• WHAT YOU SHOULD DO:
From the listing that follows, extract every line and set it down unaltered.
--- Begin EXCERPTED DATA ---
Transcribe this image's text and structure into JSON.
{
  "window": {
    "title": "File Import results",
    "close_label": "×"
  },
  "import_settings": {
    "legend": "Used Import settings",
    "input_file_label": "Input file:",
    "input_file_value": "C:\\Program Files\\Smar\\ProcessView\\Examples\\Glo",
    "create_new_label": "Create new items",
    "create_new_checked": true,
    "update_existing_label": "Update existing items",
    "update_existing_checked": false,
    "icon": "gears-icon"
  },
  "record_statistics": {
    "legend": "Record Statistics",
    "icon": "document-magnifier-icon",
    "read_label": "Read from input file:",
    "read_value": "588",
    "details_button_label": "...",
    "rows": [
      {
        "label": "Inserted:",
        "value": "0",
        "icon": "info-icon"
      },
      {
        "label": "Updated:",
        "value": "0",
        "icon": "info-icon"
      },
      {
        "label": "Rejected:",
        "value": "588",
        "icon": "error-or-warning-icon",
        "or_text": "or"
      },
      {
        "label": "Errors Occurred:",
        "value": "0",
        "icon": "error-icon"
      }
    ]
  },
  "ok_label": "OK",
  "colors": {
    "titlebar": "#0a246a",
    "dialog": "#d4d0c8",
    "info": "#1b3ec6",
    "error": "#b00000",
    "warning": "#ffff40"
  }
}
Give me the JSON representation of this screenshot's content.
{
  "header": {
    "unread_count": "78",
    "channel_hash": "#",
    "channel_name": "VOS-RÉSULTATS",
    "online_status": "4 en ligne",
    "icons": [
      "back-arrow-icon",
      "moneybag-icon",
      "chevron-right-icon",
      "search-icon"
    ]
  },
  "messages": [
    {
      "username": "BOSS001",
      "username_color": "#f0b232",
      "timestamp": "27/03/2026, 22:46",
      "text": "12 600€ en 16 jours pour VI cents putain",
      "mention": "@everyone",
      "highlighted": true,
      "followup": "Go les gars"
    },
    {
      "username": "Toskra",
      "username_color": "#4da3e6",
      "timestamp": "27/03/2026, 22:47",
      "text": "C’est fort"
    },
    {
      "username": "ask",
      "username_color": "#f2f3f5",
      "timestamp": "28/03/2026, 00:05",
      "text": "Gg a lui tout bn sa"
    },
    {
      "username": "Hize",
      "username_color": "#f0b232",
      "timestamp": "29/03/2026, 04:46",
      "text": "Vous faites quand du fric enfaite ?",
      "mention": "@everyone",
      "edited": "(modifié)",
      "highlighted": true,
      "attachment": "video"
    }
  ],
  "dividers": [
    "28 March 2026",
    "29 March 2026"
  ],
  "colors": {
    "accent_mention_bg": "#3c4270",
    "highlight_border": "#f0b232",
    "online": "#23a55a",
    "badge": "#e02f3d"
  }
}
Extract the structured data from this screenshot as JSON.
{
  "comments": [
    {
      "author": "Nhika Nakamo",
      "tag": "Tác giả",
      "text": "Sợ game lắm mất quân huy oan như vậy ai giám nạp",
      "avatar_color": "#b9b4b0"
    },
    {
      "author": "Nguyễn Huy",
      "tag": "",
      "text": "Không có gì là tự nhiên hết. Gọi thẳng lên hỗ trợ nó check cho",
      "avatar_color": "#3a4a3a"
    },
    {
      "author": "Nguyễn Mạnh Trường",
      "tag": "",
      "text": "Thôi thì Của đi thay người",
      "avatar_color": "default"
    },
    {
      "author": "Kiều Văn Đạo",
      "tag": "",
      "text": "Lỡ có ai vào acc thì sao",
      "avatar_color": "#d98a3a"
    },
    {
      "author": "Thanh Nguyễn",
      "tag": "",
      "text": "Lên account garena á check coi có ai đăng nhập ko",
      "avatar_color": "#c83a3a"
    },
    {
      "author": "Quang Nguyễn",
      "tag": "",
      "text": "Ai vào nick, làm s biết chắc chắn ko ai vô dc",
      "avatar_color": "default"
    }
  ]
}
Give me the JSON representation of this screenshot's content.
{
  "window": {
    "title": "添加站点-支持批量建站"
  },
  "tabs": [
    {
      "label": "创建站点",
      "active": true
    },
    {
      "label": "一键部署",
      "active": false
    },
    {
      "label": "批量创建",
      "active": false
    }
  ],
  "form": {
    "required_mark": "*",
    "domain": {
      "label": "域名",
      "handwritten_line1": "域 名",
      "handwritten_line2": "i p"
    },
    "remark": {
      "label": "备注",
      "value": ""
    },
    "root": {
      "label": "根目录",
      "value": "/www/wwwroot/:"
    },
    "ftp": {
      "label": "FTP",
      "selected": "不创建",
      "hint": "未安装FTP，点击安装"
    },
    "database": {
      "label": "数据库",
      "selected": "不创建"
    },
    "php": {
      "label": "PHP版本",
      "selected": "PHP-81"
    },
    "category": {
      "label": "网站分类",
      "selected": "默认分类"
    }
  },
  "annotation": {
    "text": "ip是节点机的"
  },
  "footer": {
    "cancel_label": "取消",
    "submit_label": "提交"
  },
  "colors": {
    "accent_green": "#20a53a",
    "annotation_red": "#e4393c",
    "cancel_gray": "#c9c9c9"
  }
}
--- End EXCERPTED DATA ---
• RESULT OF THE TASK:
Transcribe this image's text and structure into JSON.
{
  "window": {
    "title": "File Import results",
    "close_label": "×"
  },
  "import_settings": {
    "legend": "Used Import settings",
    "input_file_label": "Input file:",
    "input_file_value": "C:\\Program Files\\Smar\\ProcessView\\Examples\\Glo",
    "create_new_label": "Create new items",
    "create_new_checked": true,
    "update_existing_label": "Update existing items",
    "update_existing_checked": false,
    "icon": "gears-icon"
  },
  "record_statistics": {
    "legend": "Record Statistics",
    "icon": "document-magnifier-icon",
    "read_label": "Read from input file:",
    "read_value": "588",
    "details_button_label": "...",
    "rows": [
      {
        "label": "Inserted:",
        "value": "0",
        "icon": "info-icon"
      },
      {
        "label": "Updated:",
        "value": "0",
        "icon": "info-icon"
      },
      {
        "label": "Rejected:",
        "value": "588",
        "icon": "error-or-warning-icon",
        "or_text": "or"
      },
      {
        "label": "Errors Occurred:",
        "value": "0",
        "icon": "error-icon"
      }
    ]
  },
  "ok_label": "OK",
  "colors": {
    "titlebar": "#0a246a",
    "dialog": "#d4d0c8",
    "info": "#1b3ec6",
    "error": "#b00000",
    "warning": "#ffff40"
  }
}
Give me the JSON representation of this screenshot's content.
{
  "header": {
    "unread_count": "78",
    "channel_hash": "#",
    "channel_name": "VOS-RÉSULTATS",
    "online_status": "4 en ligne",
    "icons": [
      "back-arrow-icon",
      "moneybag-icon",
      "chevron-right-icon",
      "search-icon"
    ]
  },
  "messages": [
    {
      "username": "BOSS001",
      "username_color": "#f0b232",
      "timestamp": "27/03/2026, 22:46",
      "text": "12 600€ en 16 jours pour VI cents putain",
      "mention": "@everyone",
      "highlighted": true,
      "followup": "Go les gars"
    },
    {
      "username": "Toskra",
      "username_color": "#4da3e6",
      "timestamp": "27/03/2026, 22:47",
      "text": "C’est fort"
    },
    {
      "username": "ask",
      "username_color": "#f2f3f5",
      "timestamp": "28/03/2026, 00:05",
      "text": "Gg a lui tout bn sa"
    },
    {
      "username": "Hize",
      "username_color": "#f0b232",
      "timestamp": "29/03/2026, 04:46",
      "text": "Vous faites quand du fric enfaite ?",
      "mention": "@everyone",
      "edited": "(modifié)",
      "highlighted": true,
      "attachment": "video"
    }
  ],
  "dividers": [
    "28 March 2026",
    "29 March 2026"
  ],
  "colors": {
    "accent_mention_bg": "#3c4270",
    "highlight_border": "#f0b232",
    "online": "#23a55a",
    "badge": "#e02f3d"
  }
}
Extract the structured data from this screenshot as JSON.
{
  "comments": [
    {
      "author": "Nhika Nakamo",
      "tag": "Tác giả",
      "text": "Sợ game lắm mất quân huy oan như vậy ai giám nạp",
      "avatar_color": "#b9b4b0"
    },
    {
      "author": "Nguyễn Huy",
      "tag": "",
      "text": "Không có gì là tự nhiên hết. Gọi thẳng lên hỗ trợ nó check cho",
      "avatar_color": "#3a4a3a"
    },
    {
      "author": "Nguyễn Mạnh Trường",
      "tag": "",
      "text": "Thôi thì Của đi thay người",
      "avatar_color": "default"
    },
    {
      "author": "Kiều Văn Đạo",
      "tag": "",
      "text": "Lỡ có ai vào acc thì sao",
      "avatar_color": "#d98a3a"
    },
    {
      "author": "Thanh Nguyễn",
      "tag": "",
      "text": "Lên account garena á check coi có ai đăng nhập ko",
      "avatar_color": "#c83a3a"
    },
    {
      "author": "Quang Nguyễn",
      "tag": "",
      "text": "Ai vào nick, làm s biết chắc chắn ko ai vô dc",
      "avatar_color": "default"
    }
  ]
}
Give me the JSON representation of this screenshot's content.
{
  "window": {
    "title": "添加站点-支持批量建站"
  },
  "tabs": [
    {
      "label": "创建站点",
      "active": true
    },
    {
      "label": "一键部署",
      "active": false
    },
    {
      "label": "批量创建",
      "active": false
    }
  ],
  "form": {
    "required_mark": "*",
    "domain": {
      "label": "域名",
      "handwritten_line1": "域 名",
      "handwritten_line2": "i p"
    },
    "remark": {
      "label": "备注",
      "value": ""
    },
    "root": {
      "label": "根目录",
      "value": "/www/wwwroot/:"
    },
    "ftp": {
      "label": "FTP",
      "selected": "不创建",
      "hint": "未安装FTP，点击安装"
    },
    "database": {
      "label": "数据库",
      "selected": "不创建"
    },
    "php": {
      "label": "PHP版本",
      "selected": "PHP-81"
    },
    "category": {
      "label": "网站分类",
      "selected": "默认分类"
    }
  },
  "annotation": {
    "text": "ip是节点机的"
  },
  "footer": {
    "cancel_label": "取消",
    "submit_label": "提交"
  },
  "colors": {
    "accent_green": "#20a53a",
    "annotation_red": "#e4393c",
    "cancel_gray": "#c9c9c9"
  }
}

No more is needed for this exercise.